> GOAL OF THE EXERCISE
Set down the full listing exactly as given. Any pictures are to be left out.

> RECORDS PROVIDED
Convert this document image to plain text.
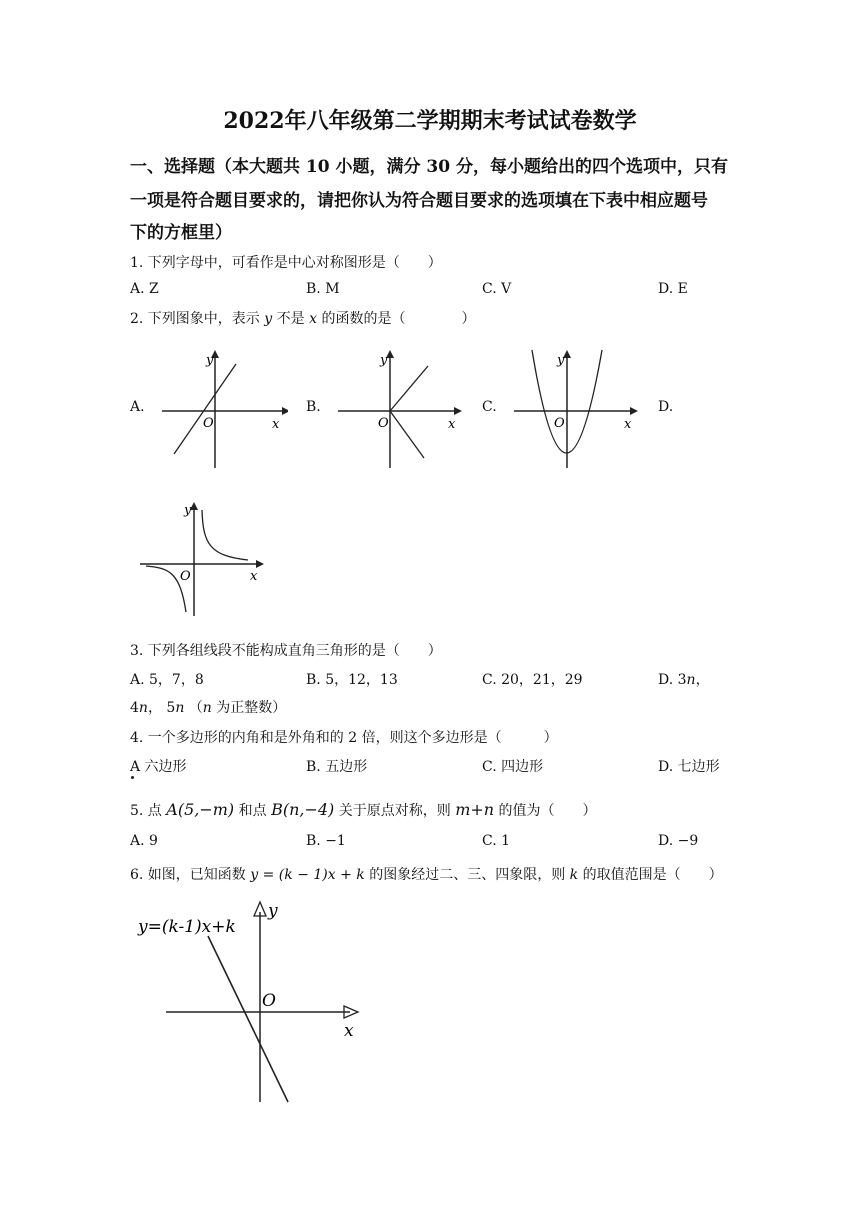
2022年八年级第二学期期末考试试卷数学
一、选择题（本大题共 10 小题，满分 30 分，每小题给出的四个选项中，只有
一项是符合题目要求的，请把你认为符合题目要求的选项填在下表中相应题号
下的方框里）
1. 下列字母中，可看作是中心对称图形是（　　）
A. Z	B. M	C. V	D. E
2. 下列图象中，表示 y 不是 x 的函数的是（　　　　）
A.	B.	C.	D.
y
x
O
y
x
O
y
x
O
y
x
O
3. 下列各组线段不能构成直角三角形的是（　　）
A. 5，7，8	B. 5，12，13	C. 20，21，29	D. 3n，
4n， 5n （n 为正整数）
4. 一个多边形的内角和是外角和的 2 倍，则这个多边形是（　　　）
A 六边形	B. 五边形	C. 四边形	D. 七边形
5. 点 A(5,−m) 和点 B(n,−4) 关于原点对称，则 m+n 的值为（　　）
A. 9	B. −1	C. 1	D. −9
6. 如图，已知函数 y = (k − 1)x + k 的图象经过二、三、四象限，则 k 的取值范围是（　　）
y=(k-1)x+k
y
x
O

> SOLUTION TO THIS PROBLEM
Convert this document image to plain text.
2022年八年级第二学期期末考试试卷数学
一、选择题（本大题共 10 小题，满分 30 分，每小题给出的四个选项中，只有
一项是符合题目要求的，请把你认为符合题目要求的选项填在下表中相应题号
下的方框里）
1. 下列字母中，可看作是中心对称图形是（　　）
A. Z	B. M	C. V	D. E
2. 下列图象中，表示 y 不是 x 的函数的是（　　　　）
A.	B.	C.	D.
y
x
O
y
x
O
y
x
O
y
x
O
3. 下列各组线段不能构成直角三角形的是（　　）
A. 5，7，8	B. 5，12，13	C. 20，21，29	D. 3n，
4n， 5n （n 为正整数）
4. 一个多边形的内角和是外角和的 2 倍，则这个多边形是（　　　）
A 六边形	B. 五边形	C. 四边形	D. 七边形
5. 点 A(5,−m) 和点 B(n,−4) 关于原点对称，则 m+n 的值为（　　）
A. 9	B. −1	C. 1	D. −9
6. 如图，已知函数 y = (k − 1)x + k 的图象经过二、三、四象限，则 k 的取值范围是（　　）
y=(k-1)x+k
y
x
O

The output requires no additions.